[Start Supplied records]
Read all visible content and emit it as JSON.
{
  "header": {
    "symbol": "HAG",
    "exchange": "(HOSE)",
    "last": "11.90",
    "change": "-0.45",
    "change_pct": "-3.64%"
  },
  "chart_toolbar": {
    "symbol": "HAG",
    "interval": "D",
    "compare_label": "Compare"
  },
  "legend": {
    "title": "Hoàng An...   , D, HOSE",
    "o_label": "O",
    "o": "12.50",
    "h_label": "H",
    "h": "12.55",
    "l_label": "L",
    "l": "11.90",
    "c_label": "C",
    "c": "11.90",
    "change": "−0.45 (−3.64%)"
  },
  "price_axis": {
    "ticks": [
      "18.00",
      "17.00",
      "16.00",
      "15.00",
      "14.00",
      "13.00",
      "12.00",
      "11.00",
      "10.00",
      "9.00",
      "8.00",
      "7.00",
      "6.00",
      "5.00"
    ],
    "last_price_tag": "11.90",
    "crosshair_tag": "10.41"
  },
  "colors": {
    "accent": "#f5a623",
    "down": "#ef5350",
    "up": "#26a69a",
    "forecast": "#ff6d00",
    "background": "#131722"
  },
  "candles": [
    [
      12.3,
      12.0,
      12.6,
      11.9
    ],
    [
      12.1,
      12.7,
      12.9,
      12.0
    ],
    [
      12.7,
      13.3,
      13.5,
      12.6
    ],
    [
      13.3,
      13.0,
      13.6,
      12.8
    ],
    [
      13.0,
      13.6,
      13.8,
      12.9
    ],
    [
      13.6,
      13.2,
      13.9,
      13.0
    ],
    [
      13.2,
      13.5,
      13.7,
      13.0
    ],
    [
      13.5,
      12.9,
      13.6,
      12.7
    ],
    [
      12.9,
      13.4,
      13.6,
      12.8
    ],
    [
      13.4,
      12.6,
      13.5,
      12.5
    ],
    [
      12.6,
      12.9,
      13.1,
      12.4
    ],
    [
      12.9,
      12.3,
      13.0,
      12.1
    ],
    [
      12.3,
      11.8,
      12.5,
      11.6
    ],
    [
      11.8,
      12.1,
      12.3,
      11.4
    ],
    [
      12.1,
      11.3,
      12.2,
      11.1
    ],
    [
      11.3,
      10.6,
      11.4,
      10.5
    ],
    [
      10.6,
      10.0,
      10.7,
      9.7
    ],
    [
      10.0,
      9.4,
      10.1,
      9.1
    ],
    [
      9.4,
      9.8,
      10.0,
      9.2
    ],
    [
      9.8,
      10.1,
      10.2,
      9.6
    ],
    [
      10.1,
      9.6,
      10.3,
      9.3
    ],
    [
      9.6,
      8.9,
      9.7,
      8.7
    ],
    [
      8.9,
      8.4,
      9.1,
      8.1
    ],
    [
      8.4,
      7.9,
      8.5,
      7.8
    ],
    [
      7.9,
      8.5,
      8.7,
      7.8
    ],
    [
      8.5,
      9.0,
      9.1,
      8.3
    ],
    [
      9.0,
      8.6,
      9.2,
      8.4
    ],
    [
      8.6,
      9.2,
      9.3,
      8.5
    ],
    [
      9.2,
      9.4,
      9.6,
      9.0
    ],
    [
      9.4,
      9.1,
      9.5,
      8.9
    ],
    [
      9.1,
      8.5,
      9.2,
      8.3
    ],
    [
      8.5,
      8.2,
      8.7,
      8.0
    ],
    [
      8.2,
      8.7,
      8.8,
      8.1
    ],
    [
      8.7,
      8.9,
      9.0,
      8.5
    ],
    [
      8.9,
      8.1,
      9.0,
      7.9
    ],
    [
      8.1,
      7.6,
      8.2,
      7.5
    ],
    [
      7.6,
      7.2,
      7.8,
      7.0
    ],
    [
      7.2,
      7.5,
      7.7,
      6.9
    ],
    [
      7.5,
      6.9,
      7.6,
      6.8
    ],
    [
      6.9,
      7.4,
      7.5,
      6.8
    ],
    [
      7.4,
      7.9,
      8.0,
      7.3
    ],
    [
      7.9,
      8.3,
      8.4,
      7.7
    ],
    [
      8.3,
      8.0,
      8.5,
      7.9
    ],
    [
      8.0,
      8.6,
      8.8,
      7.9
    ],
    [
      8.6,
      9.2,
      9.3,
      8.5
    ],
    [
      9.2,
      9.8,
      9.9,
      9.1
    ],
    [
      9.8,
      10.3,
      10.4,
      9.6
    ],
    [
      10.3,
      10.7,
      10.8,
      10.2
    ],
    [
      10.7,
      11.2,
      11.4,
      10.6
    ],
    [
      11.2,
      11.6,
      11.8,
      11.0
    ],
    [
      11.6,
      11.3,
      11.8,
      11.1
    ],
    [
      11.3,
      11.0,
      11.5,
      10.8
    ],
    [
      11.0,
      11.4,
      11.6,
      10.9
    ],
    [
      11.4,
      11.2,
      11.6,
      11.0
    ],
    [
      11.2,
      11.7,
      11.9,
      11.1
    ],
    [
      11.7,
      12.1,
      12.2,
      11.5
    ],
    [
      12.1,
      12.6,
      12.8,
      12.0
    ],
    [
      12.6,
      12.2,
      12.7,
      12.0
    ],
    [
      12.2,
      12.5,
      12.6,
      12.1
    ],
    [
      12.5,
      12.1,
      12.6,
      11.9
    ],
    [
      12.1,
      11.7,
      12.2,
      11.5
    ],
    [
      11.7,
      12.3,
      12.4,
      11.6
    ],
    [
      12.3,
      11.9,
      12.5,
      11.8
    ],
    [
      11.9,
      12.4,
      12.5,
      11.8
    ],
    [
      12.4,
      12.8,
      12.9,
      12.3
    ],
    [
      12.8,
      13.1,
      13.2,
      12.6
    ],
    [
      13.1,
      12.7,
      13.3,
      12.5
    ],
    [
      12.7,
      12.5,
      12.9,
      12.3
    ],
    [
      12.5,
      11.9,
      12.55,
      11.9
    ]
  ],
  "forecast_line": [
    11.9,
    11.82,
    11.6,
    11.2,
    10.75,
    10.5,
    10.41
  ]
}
[End Supplied records]
* [What is needed]
Output the complete data exactly as written.

* [Solution below]
Read all visible content and emit it as JSON.
{
  "header": {
    "symbol": "HAG",
    "exchange": "(HOSE)",
    "last": "11.90",
    "change": "-0.45",
    "change_pct": "-3.64%"
  },
  "chart_toolbar": {
    "symbol": "HAG",
    "interval": "D",
    "compare_label": "Compare"
  },
  "legend": {
    "title": "Hoàng An...   , D, HOSE",
    "o_label": "O",
    "o": "12.50",
    "h_label": "H",
    "h": "12.55",
    "l_label": "L",
    "l": "11.90",
    "c_label": "C",
    "c": "11.90",
    "change": "−0.45 (−3.64%)"
  },
  "price_axis": {
    "ticks": [
      "18.00",
      "17.00",
      "16.00",
      "15.00",
      "14.00",
      "13.00",
      "12.00",
      "11.00",
      "10.00",
      "9.00",
      "8.00",
      "7.00",
      "6.00",
      "5.00"
    ],
    "last_price_tag": "11.90",
    "crosshair_tag": "10.41"
  },
  "colors": {
    "accent": "#f5a623",
    "down": "#ef5350",
    "up": "#26a69a",
    "forecast": "#ff6d00",
    "background": "#131722"
  },
  "candles": [
    [
      12.3,
      12.0,
      12.6,
      11.9
    ],
    [
      12.1,
      12.7,
      12.9,
      12.0
    ],
    [
      12.7,
      13.3,
      13.5,
      12.6
    ],
    [
      13.3,
      13.0,
      13.6,
      12.8
    ],
    [
      13.0,
      13.6,
      13.8,
      12.9
    ],
    [
      13.6,
      13.2,
      13.9,
      13.0
    ],
    [
      13.2,
      13.5,
      13.7,
      13.0
    ],
    [
      13.5,
      12.9,
      13.6,
      12.7
    ],
    [
      12.9,
      13.4,
      13.6,
      12.8
    ],
    [
      13.4,
      12.6,
      13.5,
      12.5
    ],
    [
      12.6,
      12.9,
      13.1,
      12.4
    ],
    [
      12.9,
      12.3,
      13.0,
      12.1
    ],
    [
      12.3,
      11.8,
      12.5,
      11.6
    ],
    [
      11.8,
      12.1,
      12.3,
      11.4
    ],
    [
      12.1,
      11.3,
      12.2,
      11.1
    ],
    [
      11.3,
      10.6,
      11.4,
      10.5
    ],
    [
      10.6,
      10.0,
      10.7,
      9.7
    ],
    [
      10.0,
      9.4,
      10.1,
      9.1
    ],
    [
      9.4,
      9.8,
      10.0,
      9.2
    ],
    [
      9.8,
      10.1,
      10.2,
      9.6
    ],
    [
      10.1,
      9.6,
      10.3,
      9.3
    ],
    [
      9.6,
      8.9,
      9.7,
      8.7
    ],
    [
      8.9,
      8.4,
      9.1,
      8.1
    ],
    [
      8.4,
      7.9,
      8.5,
      7.8
    ],
    [
      7.9,
      8.5,
      8.7,
      7.8
    ],
    [
      8.5,
      9.0,
      9.1,
      8.3
    ],
    [
      9.0,
      8.6,
      9.2,
      8.4
    ],
    [
      8.6,
      9.2,
      9.3,
      8.5
    ],
    [
      9.2,
      9.4,
      9.6,
      9.0
    ],
    [
      9.4,
      9.1,
      9.5,
      8.9
    ],
    [
      9.1,
      8.5,
      9.2,
      8.3
    ],
    [
      8.5,
      8.2,
      8.7,
      8.0
    ],
    [
      8.2,
      8.7,
      8.8,
      8.1
    ],
    [
      8.7,
      8.9,
      9.0,
      8.5
    ],
    [
      8.9,
      8.1,
      9.0,
      7.9
    ],
    [
      8.1,
      7.6,
      8.2,
      7.5
    ],
    [
      7.6,
      7.2,
      7.8,
      7.0
    ],
    [
      7.2,
      7.5,
      7.7,
      6.9
    ],
    [
      7.5,
      6.9,
      7.6,
      6.8
    ],
    [
      6.9,
      7.4,
      7.5,
      6.8
    ],
    [
      7.4,
      7.9,
      8.0,
      7.3
    ],
    [
      7.9,
      8.3,
      8.4,
      7.7
    ],
    [
      8.3,
      8.0,
      8.5,
      7.9
    ],
    [
      8.0,
      8.6,
      8.8,
      7.9
    ],
    [
      8.6,
      9.2,
      9.3,
      8.5
    ],
    [
      9.2,
      9.8,
      9.9,
      9.1
    ],
    [
      9.8,
      10.3,
      10.4,
      9.6
    ],
    [
      10.3,
      10.7,
      10.8,
      10.2
    ],
    [
      10.7,
      11.2,
      11.4,
      10.6
    ],
    [
      11.2,
      11.6,
      11.8,
      11.0
    ],
    [
      11.6,
      11.3,
      11.8,
      11.1
    ],
    [
      11.3,
      11.0,
      11.5,
      10.8
    ],
    [
      11.0,
      11.4,
      11.6,
      10.9
    ],
    [
      11.4,
      11.2,
      11.6,
      11.0
    ],
    [
      11.2,
      11.7,
      11.9,
      11.1
    ],
    [
      11.7,
      12.1,
      12.2,
      11.5
    ],
    [
      12.1,
      12.6,
      12.8,
      12.0
    ],
    [
      12.6,
      12.2,
      12.7,
      12.0
    ],
    [
      12.2,
      12.5,
      12.6,
      12.1
    ],
    [
      12.5,
      12.1,
      12.6,
      11.9
    ],
    [
      12.1,
      11.7,
      12.2,
      11.5
    ],
    [
      11.7,
      12.3,
      12.4,
      11.6
    ],
    [
      12.3,
      11.9,
      12.5,
      11.8
    ],
    [
      11.9,
      12.4,
      12.5,
      11.8
    ],
    [
      12.4,
      12.8,
      12.9,
      12.3
    ],
    [
      12.8,
      13.1,
      13.2,
      12.6
    ],
    [
      13.1,
      12.7,
      13.3,
      12.5
    ],
    [
      12.7,
      12.5,
      12.9,
      12.3
    ],
    [
      12.5,
      11.9,
      12.55,
      11.9
    ]
  ],
  "forecast_line": [
    11.9,
    11.82,
    11.6,
    11.2,
    10.75,
    10.5,
    10.41
  ]
}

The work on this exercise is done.